THE TASK: Exactly reproduce all the records, keeping pictures out of the copy.

Dataset records:
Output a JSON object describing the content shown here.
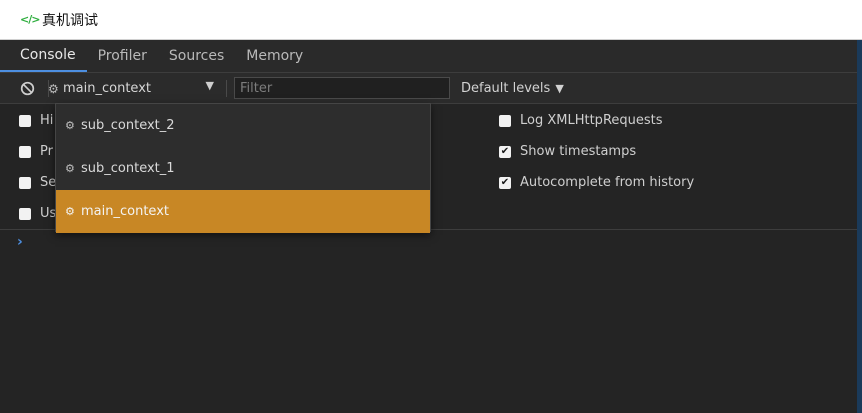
{
  "window": {
    "icon": "code-icon",
    "title": "真机调试"
  },
  "tabs": [
    {
      "label": "Console",
      "active": true
    },
    {
      "label": "Profiler",
      "active": false
    },
    {
      "label": "Sources",
      "active": false
    },
    {
      "label": "Memory",
      "active": false
    }
  ],
  "toolbar": {
    "clear_icon": "block-icon",
    "context_icon": "gear-icon",
    "context_selected": "main_context",
    "filter_value": "",
    "filter_placeholder": "Filter",
    "levels_label": "Default levels"
  },
  "settings": {
    "left": [
      {
        "label": "Hi",
        "checked": false
      },
      {
        "label": "Pr",
        "checked": false
      },
      {
        "label": "Se",
        "checked": false
      },
      {
        "label": "Us",
        "checked": false
      }
    ],
    "right": [
      {
        "label": "Log XMLHttpRequests",
        "checked": false
      },
      {
        "label": "Show timestamps",
        "checked": true
      },
      {
        "label": "Autocomplete from history",
        "checked": true
      }
    ]
  },
  "context_dropdown": {
    "items": [
      {
        "label": "sub_context_2",
        "selected": false
      },
      {
        "label": "sub_context_1",
        "selected": false
      },
      {
        "label": "main_context",
        "selected": true
      }
    ]
  },
  "console": {
    "prompt": "›"
  },
  "colors": {
    "accent": "#4d8fe1",
    "selected_item": "#c88725",
    "panel_bg": "#242424",
    "title_icon": "#2fae3f"
  }
}
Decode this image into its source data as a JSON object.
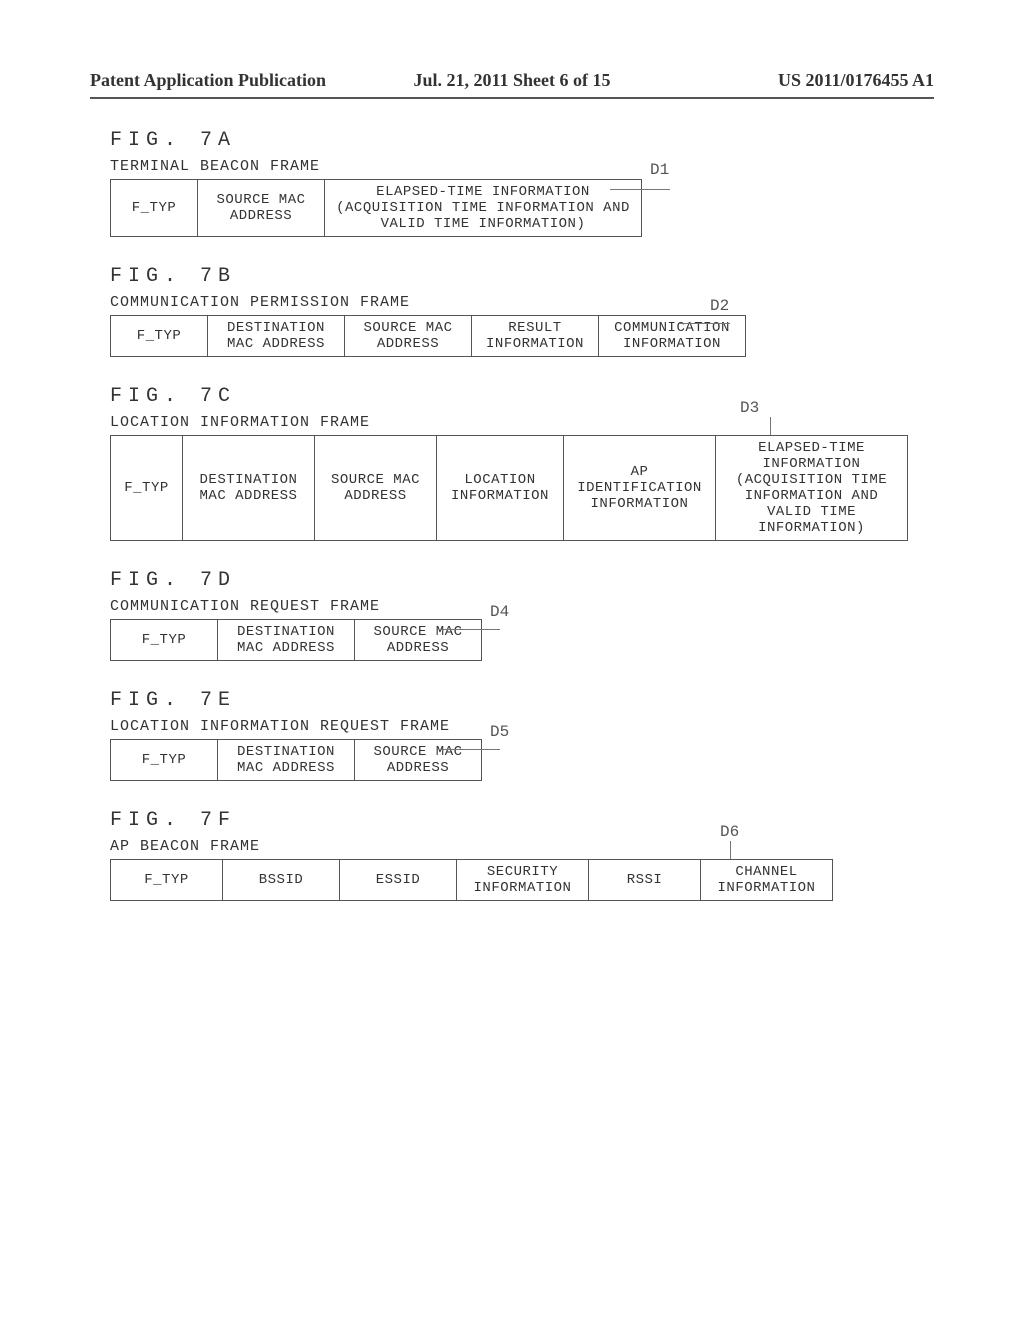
{
  "header": {
    "left": "Patent Application Publication",
    "mid": "Jul. 21, 2011  Sheet 6 of 15",
    "right": "US 2011/0176455 A1"
  },
  "figA": {
    "id": "FIG. 7A",
    "caption": "TERMINAL BEACON FRAME",
    "label": "D1",
    "cells": [
      "F_TYP",
      "SOURCE MAC ADDRESS",
      "ELAPSED-TIME INFORMATION (ACQUISITION TIME INFORMATION AND VALID TIME INFORMATION)"
    ]
  },
  "figB": {
    "id": "FIG. 7B",
    "caption": "COMMUNICATION PERMISSION FRAME",
    "label": "D2",
    "cells": [
      "F_TYP",
      "DESTINATION MAC ADDRESS",
      "SOURCE MAC ADDRESS",
      "RESULT INFORMATION",
      "COMMUNICATION INFORMATION"
    ]
  },
  "figC": {
    "id": "FIG. 7C",
    "caption": "LOCATION INFORMATION FRAME",
    "label": "D3",
    "cells": [
      "F_TYP",
      "DESTINATION MAC ADDRESS",
      "SOURCE MAC ADDRESS",
      "LOCATION INFORMATION",
      "AP IDENTIFICATION INFORMATION",
      "ELAPSED-TIME INFORMATION (ACQUISITION TIME INFORMATION AND VALID TIME INFORMATION)"
    ]
  },
  "figD": {
    "id": "FIG. 7D",
    "caption": "COMMUNICATION REQUEST FRAME",
    "label": "D4",
    "cells": [
      "F_TYP",
      "DESTINATION MAC ADDRESS",
      "SOURCE MAC ADDRESS"
    ]
  },
  "figE": {
    "id": "FIG. 7E",
    "caption": "LOCATION INFORMATION REQUEST FRAME",
    "label": "D5",
    "cells": [
      "F_TYP",
      "DESTINATION MAC ADDRESS",
      "SOURCE MAC ADDRESS"
    ]
  },
  "figF": {
    "id": "FIG. 7F",
    "caption": "AP BEACON FRAME",
    "label": "D6",
    "cells": [
      "F_TYP",
      "BSSID",
      "ESSID",
      "SECURITY INFORMATION",
      "RSSI",
      "CHANNEL INFORMATION"
    ]
  }
}
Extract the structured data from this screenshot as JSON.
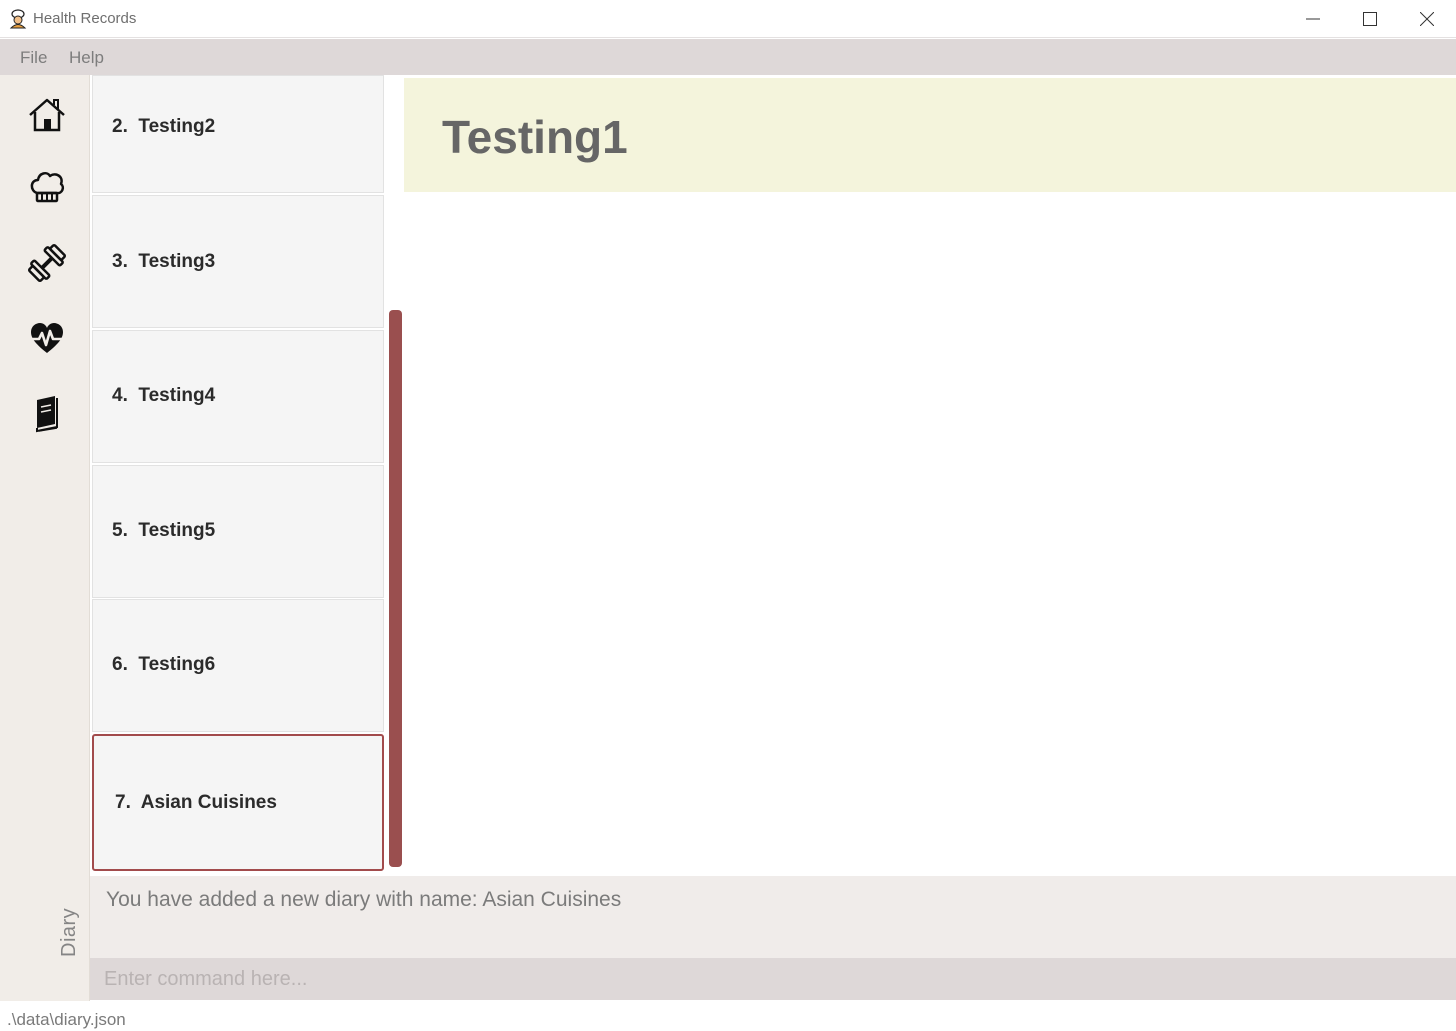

ANSWER TO THE TASK:
Output a JSON object describing the content shown here.
{
  "window": {
    "icon": "code-icon",
    "title": "真机调试"
  },
  "tabs": [
    {
      "label": "Console",
      "active": true
    },
    {
      "label": "Profiler",
      "active": false
    },
    {
      "label": "Sources",
      "active": false
    },
    {
      "label": "Memory",
      "active": false
    }
  ],
  "toolbar": {
    "clear_icon": "block-icon",
    "context_icon": "gear-icon",
    "context_selected": "main_context",
    "filter_value": "",
    "filter_placeholder": "Filter",
    "levels_label": "Default levels"
  },
  "settings": {
    "left": [
      {
        "label": "Hi",
        "checked": false
      },
      {
        "label": "Pr",
        "checked": false
      },
      {
        "label": "Se",
        "checked": false
      },
      {
        "label": "Us",
        "checked": false
      }
    ],
    "right": [
      {
        "label": "Log XMLHttpRequests",
        "checked": false
      },
      {
        "label": "Show timestamps",
        "checked": true
      },
      {
        "label": "Autocomplete from history",
        "checked": true
      }
    ]
  },
  "context_dropdown": {
    "items": [
      {
        "label": "sub_context_2",
        "selected": false
      },
      {
        "label": "sub_context_1",
        "selected": false
      },
      {
        "label": "main_context",
        "selected": true
      }
    ]
  },
  "console": {
    "prompt": "›"
  },
  "colors": {
    "accent": "#4d8fe1",
    "selected_item": "#c88725",
    "panel_bg": "#242424",
    "title_icon": "#2fae3f"
  }
}
Decode this image into its source data as a JSON object.
{
  "header": {
    "left": "Patent Application Publication",
    "mid": "Jul. 21, 2011  Sheet 6 of 15",
    "right": "US 2011/0176455 A1"
  },
  "figA": {
    "id": "FIG. 7A",
    "caption": "TERMINAL BEACON FRAME",
    "label": "D1",
    "cells": [
      "F_TYP",
      "SOURCE MAC ADDRESS",
      "ELAPSED-TIME INFORMATION (ACQUISITION TIME INFORMATION AND VALID TIME INFORMATION)"
    ]
  },
  "figB": {
    "id": "FIG. 7B",
    "caption": "COMMUNICATION PERMISSION FRAME",
    "label": "D2",
    "cells": [
      "F_TYP",
      "DESTINATION MAC ADDRESS",
      "SOURCE MAC ADDRESS",
      "RESULT INFORMATION",
      "COMMUNICATION INFORMATION"
    ]
  },
  "figC": {
    "id": "FIG. 7C",
    "caption": "LOCATION INFORMATION FRAME",
    "label": "D3",
    "cells": [
      "F_TYP",
      "DESTINATION MAC ADDRESS",
      "SOURCE MAC ADDRESS",
      "LOCATION INFORMATION",
      "AP IDENTIFICATION INFORMATION",
      "ELAPSED-TIME INFORMATION (ACQUISITION TIME INFORMATION AND VALID TIME INFORMATION)"
    ]
  },
  "figD": {
    "id": "FIG. 7D",
    "caption": "COMMUNICATION REQUEST FRAME",
    "label": "D4",
    "cells": [
      "F_TYP",
      "DESTINATION MAC ADDRESS",
      "SOURCE MAC ADDRESS"
    ]
  },
  "figE": {
    "id": "FIG. 7E",
    "caption": "LOCATION INFORMATION REQUEST FRAME",
    "label": "D5",
    "cells": [
      "F_TYP",
      "DESTINATION MAC ADDRESS",
      "SOURCE MAC ADDRESS"
    ]
  },
  "figF": {
    "id": "FIG. 7F",
    "caption": "AP BEACON FRAME",
    "label": "D6",
    "cells": [
      "F_TYP",
      "BSSID",
      "ESSID",
      "SECURITY INFORMATION",
      "RSSI",
      "CHANNEL INFORMATION"
    ]
  }
}
Extract the structured data from this screenshot as JSON.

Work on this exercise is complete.